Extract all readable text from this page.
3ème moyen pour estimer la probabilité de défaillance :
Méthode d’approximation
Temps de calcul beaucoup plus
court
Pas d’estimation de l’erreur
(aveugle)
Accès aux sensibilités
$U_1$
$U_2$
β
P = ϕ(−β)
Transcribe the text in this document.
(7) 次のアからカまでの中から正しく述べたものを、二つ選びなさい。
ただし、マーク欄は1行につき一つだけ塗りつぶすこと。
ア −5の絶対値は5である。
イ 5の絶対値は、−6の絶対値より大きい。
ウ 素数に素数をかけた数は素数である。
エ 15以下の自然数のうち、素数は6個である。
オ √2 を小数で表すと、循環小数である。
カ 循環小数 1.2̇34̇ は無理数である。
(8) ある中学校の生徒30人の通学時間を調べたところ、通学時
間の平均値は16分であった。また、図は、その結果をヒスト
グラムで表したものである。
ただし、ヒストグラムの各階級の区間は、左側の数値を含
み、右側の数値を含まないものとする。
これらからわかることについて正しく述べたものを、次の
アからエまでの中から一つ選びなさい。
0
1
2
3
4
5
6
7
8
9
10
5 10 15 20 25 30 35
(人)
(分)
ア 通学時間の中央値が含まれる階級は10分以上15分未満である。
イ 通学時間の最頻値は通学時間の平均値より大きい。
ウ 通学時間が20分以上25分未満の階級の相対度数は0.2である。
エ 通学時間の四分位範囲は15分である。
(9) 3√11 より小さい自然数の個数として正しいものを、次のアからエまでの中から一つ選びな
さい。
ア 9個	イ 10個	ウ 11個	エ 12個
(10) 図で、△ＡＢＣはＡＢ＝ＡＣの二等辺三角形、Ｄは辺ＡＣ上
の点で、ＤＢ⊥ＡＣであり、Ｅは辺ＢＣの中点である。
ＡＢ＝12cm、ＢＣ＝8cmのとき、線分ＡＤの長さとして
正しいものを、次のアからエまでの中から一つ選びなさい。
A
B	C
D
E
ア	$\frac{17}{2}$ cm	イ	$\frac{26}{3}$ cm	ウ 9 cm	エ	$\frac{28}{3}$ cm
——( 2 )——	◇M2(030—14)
# # #
:: Short task ::
Every record shown above must be echoed exactly.

:: Final result ::
Extract all readable text from this page.
3ème moyen pour estimer la probabilité de défaillance :
Méthode d’approximation
Temps de calcul beaucoup plus
court
Pas d’estimation de l’erreur
(aveugle)
Accès aux sensibilités
$U_1$
$U_2$
β
P = ϕ(−β)
Transcribe the text in this document.
(7) 次のアからカまでの中から正しく述べたものを、二つ選びなさい。
ただし、マーク欄は1行につき一つだけ塗りつぶすこと。
ア −5の絶対値は5である。
イ 5の絶対値は、−6の絶対値より大きい。
ウ 素数に素数をかけた数は素数である。
エ 15以下の自然数のうち、素数は6個である。
オ √2 を小数で表すと、循環小数である。
カ 循環小数 1.2̇34̇ は無理数である。
(8) ある中学校の生徒30人の通学時間を調べたところ、通学時
間の平均値は16分であった。また、図は、その結果をヒスト
グラムで表したものである。
ただし、ヒストグラムの各階級の区間は、左側の数値を含
み、右側の数値を含まないものとする。
これらからわかることについて正しく述べたものを、次の
アからエまでの中から一つ選びなさい。
0
1
2
3
4
5
6
7
8
9
10
5 10 15 20 25 30 35
(人)
(分)
ア 通学時間の中央値が含まれる階級は10分以上15分未満である。
イ 通学時間の最頻値は通学時間の平均値より大きい。
ウ 通学時間が20分以上25分未満の階級の相対度数は0.2である。
エ 通学時間の四分位範囲は15分である。
(9) 3√11 より小さい自然数の個数として正しいものを、次のアからエまでの中から一つ選びな
さい。
ア 9個	イ 10個	ウ 11個	エ 12個
(10) 図で、△ＡＢＣはＡＢ＝ＡＣの二等辺三角形、Ｄは辺ＡＣ上
の点で、ＤＢ⊥ＡＣであり、Ｅは辺ＢＣの中点である。
ＡＢ＝12cm、ＢＣ＝8cmのとき、線分ＡＤの長さとして
正しいものを、次のアからエまでの中から一つ選びなさい。
A
B	C
D
E
ア	$\frac{17}{2}$ cm	イ	$\frac{26}{3}$ cm	ウ 9 cm	エ	$\frac{28}{3}$ cm
——( 2 )——	◇M2(030—14)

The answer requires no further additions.